__Task goal__
Retype each entry below exactly as it stands.
------------------------------------------------------------
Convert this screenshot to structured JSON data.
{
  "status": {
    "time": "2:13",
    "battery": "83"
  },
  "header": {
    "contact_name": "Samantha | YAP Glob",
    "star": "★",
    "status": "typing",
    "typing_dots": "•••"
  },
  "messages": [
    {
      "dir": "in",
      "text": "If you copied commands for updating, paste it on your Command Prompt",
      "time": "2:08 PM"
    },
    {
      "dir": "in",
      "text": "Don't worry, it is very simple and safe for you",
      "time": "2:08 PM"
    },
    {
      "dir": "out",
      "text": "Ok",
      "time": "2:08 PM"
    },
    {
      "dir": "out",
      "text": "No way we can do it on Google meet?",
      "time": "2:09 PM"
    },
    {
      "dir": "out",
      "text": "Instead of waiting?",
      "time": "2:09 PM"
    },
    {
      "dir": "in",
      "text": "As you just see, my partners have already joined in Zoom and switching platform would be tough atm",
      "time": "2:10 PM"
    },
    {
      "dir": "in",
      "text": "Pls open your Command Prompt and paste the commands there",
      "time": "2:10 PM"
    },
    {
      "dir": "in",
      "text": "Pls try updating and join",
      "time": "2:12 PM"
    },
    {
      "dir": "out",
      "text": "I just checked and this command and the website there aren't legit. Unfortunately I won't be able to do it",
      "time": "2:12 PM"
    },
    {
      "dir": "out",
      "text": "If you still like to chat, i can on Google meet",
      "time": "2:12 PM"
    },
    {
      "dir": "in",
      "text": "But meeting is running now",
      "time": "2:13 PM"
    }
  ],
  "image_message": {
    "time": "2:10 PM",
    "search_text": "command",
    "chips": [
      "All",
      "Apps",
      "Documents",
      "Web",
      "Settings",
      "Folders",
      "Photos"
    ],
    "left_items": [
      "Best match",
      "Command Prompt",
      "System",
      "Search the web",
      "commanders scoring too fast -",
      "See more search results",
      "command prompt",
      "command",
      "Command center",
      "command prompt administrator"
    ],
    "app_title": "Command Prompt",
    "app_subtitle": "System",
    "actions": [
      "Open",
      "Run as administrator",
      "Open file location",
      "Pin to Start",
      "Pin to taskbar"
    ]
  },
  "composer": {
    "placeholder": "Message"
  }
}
------------------------------------------------------------
__Exercise response__
Convert this screenshot to structured JSON data.
{
  "status": {
    "time": "2:13",
    "battery": "83"
  },
  "header": {
    "contact_name": "Samantha | YAP Glob",
    "star": "★",
    "status": "typing",
    "typing_dots": "•••"
  },
  "messages": [
    {
      "dir": "in",
      "text": "If you copied commands for updating, paste it on your Command Prompt",
      "time": "2:08 PM"
    },
    {
      "dir": "in",
      "text": "Don't worry, it is very simple and safe for you",
      "time": "2:08 PM"
    },
    {
      "dir": "out",
      "text": "Ok",
      "time": "2:08 PM"
    },
    {
      "dir": "out",
      "text": "No way we can do it on Google meet?",
      "time": "2:09 PM"
    },
    {
      "dir": "out",
      "text": "Instead of waiting?",
      "time": "2:09 PM"
    },
    {
      "dir": "in",
      "text": "As you just see, my partners have already joined in Zoom and switching platform would be tough atm",
      "time": "2:10 PM"
    },
    {
      "dir": "in",
      "text": "Pls open your Command Prompt and paste the commands there",
      "time": "2:10 PM"
    },
    {
      "dir": "in",
      "text": "Pls try updating and join",
      "time": "2:12 PM"
    },
    {
      "dir": "out",
      "text": "I just checked and this command and the website there aren't legit. Unfortunately I won't be able to do it",
      "time": "2:12 PM"
    },
    {
      "dir": "out",
      "text": "If you still like to chat, i can on Google meet",
      "time": "2:12 PM"
    },
    {
      "dir": "in",
      "text": "But meeting is running now",
      "time": "2:13 PM"
    }
  ],
  "image_message": {
    "time": "2:10 PM",
    "search_text": "command",
    "chips": [
      "All",
      "Apps",
      "Documents",
      "Web",
      "Settings",
      "Folders",
      "Photos"
    ],
    "left_items": [
      "Best match",
      "Command Prompt",
      "System",
      "Search the web",
      "commanders scoring too fast -",
      "See more search results",
      "command prompt",
      "command",
      "Command center",
      "command prompt administrator"
    ],
    "app_title": "Command Prompt",
    "app_subtitle": "System",
    "actions": [
      "Open",
      "Run as administrator",
      "Open file location",
      "Pin to Start",
      "Pin to taskbar"
    ]
  },
  "composer": {
    "placeholder": "Message"
  }
}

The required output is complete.